ENTRIES —
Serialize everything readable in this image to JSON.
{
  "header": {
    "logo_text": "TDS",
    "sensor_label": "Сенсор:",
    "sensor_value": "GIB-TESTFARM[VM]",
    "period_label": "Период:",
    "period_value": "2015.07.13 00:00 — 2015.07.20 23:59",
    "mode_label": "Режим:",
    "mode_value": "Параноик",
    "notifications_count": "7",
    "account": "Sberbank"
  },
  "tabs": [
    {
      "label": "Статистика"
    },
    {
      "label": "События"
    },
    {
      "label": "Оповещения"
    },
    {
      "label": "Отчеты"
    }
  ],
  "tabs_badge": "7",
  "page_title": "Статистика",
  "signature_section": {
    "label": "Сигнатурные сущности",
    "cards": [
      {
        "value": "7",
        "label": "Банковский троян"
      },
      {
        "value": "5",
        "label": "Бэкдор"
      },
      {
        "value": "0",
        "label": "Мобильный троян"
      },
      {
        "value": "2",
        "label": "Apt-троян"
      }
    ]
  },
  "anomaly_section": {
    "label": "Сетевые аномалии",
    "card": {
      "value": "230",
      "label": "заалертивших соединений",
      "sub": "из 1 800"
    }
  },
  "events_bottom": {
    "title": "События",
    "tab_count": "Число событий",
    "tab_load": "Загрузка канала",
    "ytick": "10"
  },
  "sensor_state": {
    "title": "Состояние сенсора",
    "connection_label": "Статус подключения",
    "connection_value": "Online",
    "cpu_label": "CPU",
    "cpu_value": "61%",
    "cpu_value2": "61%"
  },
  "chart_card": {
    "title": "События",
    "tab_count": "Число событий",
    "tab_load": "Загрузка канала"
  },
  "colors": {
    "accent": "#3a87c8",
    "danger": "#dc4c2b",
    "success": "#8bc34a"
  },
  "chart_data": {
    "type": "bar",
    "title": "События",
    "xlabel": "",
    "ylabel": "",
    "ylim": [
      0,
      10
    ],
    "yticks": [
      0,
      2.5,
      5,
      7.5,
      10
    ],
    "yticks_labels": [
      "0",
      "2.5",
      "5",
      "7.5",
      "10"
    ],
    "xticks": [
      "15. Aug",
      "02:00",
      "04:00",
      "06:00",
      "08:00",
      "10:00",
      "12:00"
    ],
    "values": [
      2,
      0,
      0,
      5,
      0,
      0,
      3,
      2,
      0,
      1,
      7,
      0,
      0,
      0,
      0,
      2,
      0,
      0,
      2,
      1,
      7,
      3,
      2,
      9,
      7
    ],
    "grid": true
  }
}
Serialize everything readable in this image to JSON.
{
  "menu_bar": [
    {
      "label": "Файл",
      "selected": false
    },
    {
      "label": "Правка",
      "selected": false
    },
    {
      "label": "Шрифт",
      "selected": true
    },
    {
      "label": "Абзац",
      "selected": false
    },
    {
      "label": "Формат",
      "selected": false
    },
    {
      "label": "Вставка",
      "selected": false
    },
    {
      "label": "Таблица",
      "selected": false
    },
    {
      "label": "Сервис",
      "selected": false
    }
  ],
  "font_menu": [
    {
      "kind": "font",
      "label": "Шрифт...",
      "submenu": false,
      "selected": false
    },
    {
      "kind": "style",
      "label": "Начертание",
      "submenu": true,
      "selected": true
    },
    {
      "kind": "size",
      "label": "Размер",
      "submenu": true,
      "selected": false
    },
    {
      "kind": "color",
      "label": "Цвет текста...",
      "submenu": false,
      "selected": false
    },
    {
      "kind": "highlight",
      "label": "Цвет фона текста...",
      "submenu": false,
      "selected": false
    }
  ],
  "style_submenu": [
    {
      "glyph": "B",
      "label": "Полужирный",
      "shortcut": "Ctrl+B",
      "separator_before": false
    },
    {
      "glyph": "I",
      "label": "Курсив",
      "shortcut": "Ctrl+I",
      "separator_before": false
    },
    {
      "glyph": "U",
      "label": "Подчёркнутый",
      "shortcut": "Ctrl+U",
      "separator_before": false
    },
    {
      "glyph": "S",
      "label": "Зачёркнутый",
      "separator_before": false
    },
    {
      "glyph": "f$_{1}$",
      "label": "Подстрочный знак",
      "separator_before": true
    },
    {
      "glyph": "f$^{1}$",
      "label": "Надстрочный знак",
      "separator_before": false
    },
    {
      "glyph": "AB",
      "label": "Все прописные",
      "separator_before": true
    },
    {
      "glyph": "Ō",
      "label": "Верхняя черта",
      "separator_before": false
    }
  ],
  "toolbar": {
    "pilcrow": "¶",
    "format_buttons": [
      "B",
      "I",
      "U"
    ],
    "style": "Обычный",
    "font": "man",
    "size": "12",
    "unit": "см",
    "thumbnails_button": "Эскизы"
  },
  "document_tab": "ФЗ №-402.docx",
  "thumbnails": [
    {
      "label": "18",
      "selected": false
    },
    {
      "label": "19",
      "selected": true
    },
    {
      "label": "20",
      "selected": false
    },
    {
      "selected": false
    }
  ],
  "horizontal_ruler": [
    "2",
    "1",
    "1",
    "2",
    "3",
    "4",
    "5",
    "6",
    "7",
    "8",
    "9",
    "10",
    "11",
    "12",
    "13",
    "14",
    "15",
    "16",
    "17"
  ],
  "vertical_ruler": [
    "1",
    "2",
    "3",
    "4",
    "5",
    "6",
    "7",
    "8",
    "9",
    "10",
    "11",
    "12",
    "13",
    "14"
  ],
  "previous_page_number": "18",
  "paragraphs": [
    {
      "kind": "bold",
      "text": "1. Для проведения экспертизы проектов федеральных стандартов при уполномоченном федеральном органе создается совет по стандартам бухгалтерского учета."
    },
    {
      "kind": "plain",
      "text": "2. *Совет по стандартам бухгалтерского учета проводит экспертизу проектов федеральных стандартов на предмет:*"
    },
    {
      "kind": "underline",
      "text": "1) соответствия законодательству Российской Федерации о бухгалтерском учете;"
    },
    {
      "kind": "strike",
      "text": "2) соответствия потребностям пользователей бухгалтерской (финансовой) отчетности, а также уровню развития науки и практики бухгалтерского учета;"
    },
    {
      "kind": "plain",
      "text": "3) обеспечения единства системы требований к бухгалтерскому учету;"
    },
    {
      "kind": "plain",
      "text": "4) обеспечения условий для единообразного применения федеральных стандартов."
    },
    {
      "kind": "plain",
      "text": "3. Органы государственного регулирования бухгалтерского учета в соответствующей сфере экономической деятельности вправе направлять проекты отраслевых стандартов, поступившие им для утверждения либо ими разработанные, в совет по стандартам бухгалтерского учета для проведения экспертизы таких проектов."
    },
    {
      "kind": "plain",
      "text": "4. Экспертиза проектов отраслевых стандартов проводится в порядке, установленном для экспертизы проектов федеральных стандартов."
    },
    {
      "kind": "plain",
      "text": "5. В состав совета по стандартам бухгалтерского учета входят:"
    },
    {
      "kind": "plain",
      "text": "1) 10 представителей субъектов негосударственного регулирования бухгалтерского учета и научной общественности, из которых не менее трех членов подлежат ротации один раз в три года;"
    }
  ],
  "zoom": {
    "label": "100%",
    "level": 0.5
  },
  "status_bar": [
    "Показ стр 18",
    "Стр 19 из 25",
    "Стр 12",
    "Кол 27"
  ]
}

INSTRUCTION — Without leaving anything out, give the entries again exactly.

TASK RESPONSE —
Serialize everything readable in this image to JSON.
{
  "header": {
    "logo_text": "TDS",
    "sensor_label": "Сенсор:",
    "sensor_value": "GIB-TESTFARM[VM]",
    "period_label": "Период:",
    "period_value": "2015.07.13 00:00 — 2015.07.20 23:59",
    "mode_label": "Режим:",
    "mode_value": "Параноик",
    "notifications_count": "7",
    "account": "Sberbank"
  },
  "tabs": [
    {
      "label": "Статистика"
    },
    {
      "label": "События"
    },
    {
      "label": "Оповещения"
    },
    {
      "label": "Отчеты"
    }
  ],
  "tabs_badge": "7",
  "page_title": "Статистика",
  "signature_section": {
    "label": "Сигнатурные сущности",
    "cards": [
      {
        "value": "7",
        "label": "Банковский троян"
      },
      {
        "value": "5",
        "label": "Бэкдор"
      },
      {
        "value": "0",
        "label": "Мобильный троян"
      },
      {
        "value": "2",
        "label": "Apt-троян"
      }
    ]
  },
  "anomaly_section": {
    "label": "Сетевые аномалии",
    "card": {
      "value": "230",
      "label": "заалертивших соединений",
      "sub": "из 1 800"
    }
  },
  "events_bottom": {
    "title": "События",
    "tab_count": "Число событий",
    "tab_load": "Загрузка канала",
    "ytick": "10"
  },
  "sensor_state": {
    "title": "Состояние сенсора",
    "connection_label": "Статус подключения",
    "connection_value": "Online",
    "cpu_label": "CPU",
    "cpu_value": "61%",
    "cpu_value2": "61%"
  },
  "chart_card": {
    "title": "События",
    "tab_count": "Число событий",
    "tab_load": "Загрузка канала"
  },
  "colors": {
    "accent": "#3a87c8",
    "danger": "#dc4c2b",
    "success": "#8bc34a"
  },
  "chart_data": {
    "type": "bar",
    "title": "События",
    "xlabel": "",
    "ylabel": "",
    "ylim": [
      0,
      10
    ],
    "yticks": [
      0,
      2.5,
      5,
      7.5,
      10
    ],
    "yticks_labels": [
      "0",
      "2.5",
      "5",
      "7.5",
      "10"
    ],
    "xticks": [
      "15. Aug",
      "02:00",
      "04:00",
      "06:00",
      "08:00",
      "10:00",
      "12:00"
    ],
    "values": [
      2,
      0,
      0,
      5,
      0,
      0,
      3,
      2,
      0,
      1,
      7,
      0,
      0,
      0,
      0,
      2,
      0,
      0,
      2,
      1,
      7,
      3,
      2,
      9,
      7
    ],
    "grid": true
  }
}
Serialize everything readable in this image to JSON.
{
  "menu_bar": [
    {
      "label": "Файл",
      "selected": false
    },
    {
      "label": "Правка",
      "selected": false
    },
    {
      "label": "Шрифт",
      "selected": true
    },
    {
      "label": "Абзац",
      "selected": false
    },
    {
      "label": "Формат",
      "selected": false
    },
    {
      "label": "Вставка",
      "selected": false
    },
    {
      "label": "Таблица",
      "selected": false
    },
    {
      "label": "Сервис",
      "selected": false
    }
  ],
  "font_menu": [
    {
      "kind": "font",
      "label": "Шрифт...",
      "submenu": false,
      "selected": false
    },
    {
      "kind": "style",
      "label": "Начертание",
      "submenu": true,
      "selected": true
    },
    {
      "kind": "size",
      "label": "Размер",
      "submenu": true,
      "selected": false
    },
    {
      "kind": "color",
      "label": "Цвет текста...",
      "submenu": false,
      "selected": false
    },
    {
      "kind": "highlight",
      "label": "Цвет фона текста...",
      "submenu": false,
      "selected": false
    }
  ],
  "style_submenu": [
    {
      "glyph": "B",
      "label": "Полужирный",
      "shortcut": "Ctrl+B",
      "separator_before": false
    },
    {
      "glyph": "I",
      "label": "Курсив",
      "shortcut": "Ctrl+I",
      "separator_before": false
    },
    {
      "glyph": "U",
      "label": "Подчёркнутый",
      "shortcut": "Ctrl+U",
      "separator_before": false
    },
    {
      "glyph": "S",
      "label": "Зачёркнутый",
      "separator_before": false
    },
    {
      "glyph": "f$_{1}$",
      "label": "Подстрочный знак",
      "separator_before": true
    },
    {
      "glyph": "f$^{1}$",
      "label": "Надстрочный знак",
      "separator_before": false
    },
    {
      "glyph": "AB",
      "label": "Все прописные",
      "separator_before": true
    },
    {
      "glyph": "Ō",
      "label": "Верхняя черта",
      "separator_before": false
    }
  ],
  "toolbar": {
    "pilcrow": "¶",
    "format_buttons": [
      "B",
      "I",
      "U"
    ],
    "style": "Обычный",
    "font": "man",
    "size": "12",
    "unit": "см",
    "thumbnails_button": "Эскизы"
  },
  "document_tab": "ФЗ №-402.docx",
  "thumbnails": [
    {
      "label": "18",
      "selected": false
    },
    {
      "label": "19",
      "selected": true
    },
    {
      "label": "20",
      "selected": false
    },
    {
      "selected": false
    }
  ],
  "horizontal_ruler": [
    "2",
    "1",
    "1",
    "2",
    "3",
    "4",
    "5",
    "6",
    "7",
    "8",
    "9",
    "10",
    "11",
    "12",
    "13",
    "14",
    "15",
    "16",
    "17"
  ],
  "vertical_ruler": [
    "1",
    "2",
    "3",
    "4",
    "5",
    "6",
    "7",
    "8",
    "9",
    "10",
    "11",
    "12",
    "13",
    "14"
  ],
  "previous_page_number": "18",
  "paragraphs": [
    {
      "kind": "bold",
      "text": "1. Для проведения экспертизы проектов федеральных стандартов при уполномоченном федеральном органе создается совет по стандартам бухгалтерского учета."
    },
    {
      "kind": "plain",
      "text": "2. *Совет по стандартам бухгалтерского учета проводит экспертизу проектов федеральных стандартов на предмет:*"
    },
    {
      "kind": "underline",
      "text": "1) соответствия законодательству Российской Федерации о бухгалтерском учете;"
    },
    {
      "kind": "strike",
      "text": "2) соответствия потребностям пользователей бухгалтерской (финансовой) отчетности, а также уровню развития науки и практики бухгалтерского учета;"
    },
    {
      "kind": "plain",
      "text": "3) обеспечения единства системы требований к бухгалтерскому учету;"
    },
    {
      "kind": "plain",
      "text": "4) обеспечения условий для единообразного применения федеральных стандартов."
    },
    {
      "kind": "plain",
      "text": "3. Органы государственного регулирования бухгалтерского учета в соответствующей сфере экономической деятельности вправе направлять проекты отраслевых стандартов, поступившие им для утверждения либо ими разработанные, в совет по стандартам бухгалтерского учета для проведения экспертизы таких проектов."
    },
    {
      "kind": "plain",
      "text": "4. Экспертиза проектов отраслевых стандартов проводится в порядке, установленном для экспертизы проектов федеральных стандартов."
    },
    {
      "kind": "plain",
      "text": "5. В состав совета по стандартам бухгалтерского учета входят:"
    },
    {
      "kind": "plain",
      "text": "1) 10 представителей субъектов негосударственного регулирования бухгалтерского учета и научной общественности, из которых не менее трех членов подлежат ротации один раз в три года;"
    }
  ],
  "zoom": {
    "label": "100%",
    "level": 0.5
  },
  "status_bar": [
    "Показ стр 18",
    "Стр 19 из 25",
    "Стр 12",
    "Кол 27"
  ]
}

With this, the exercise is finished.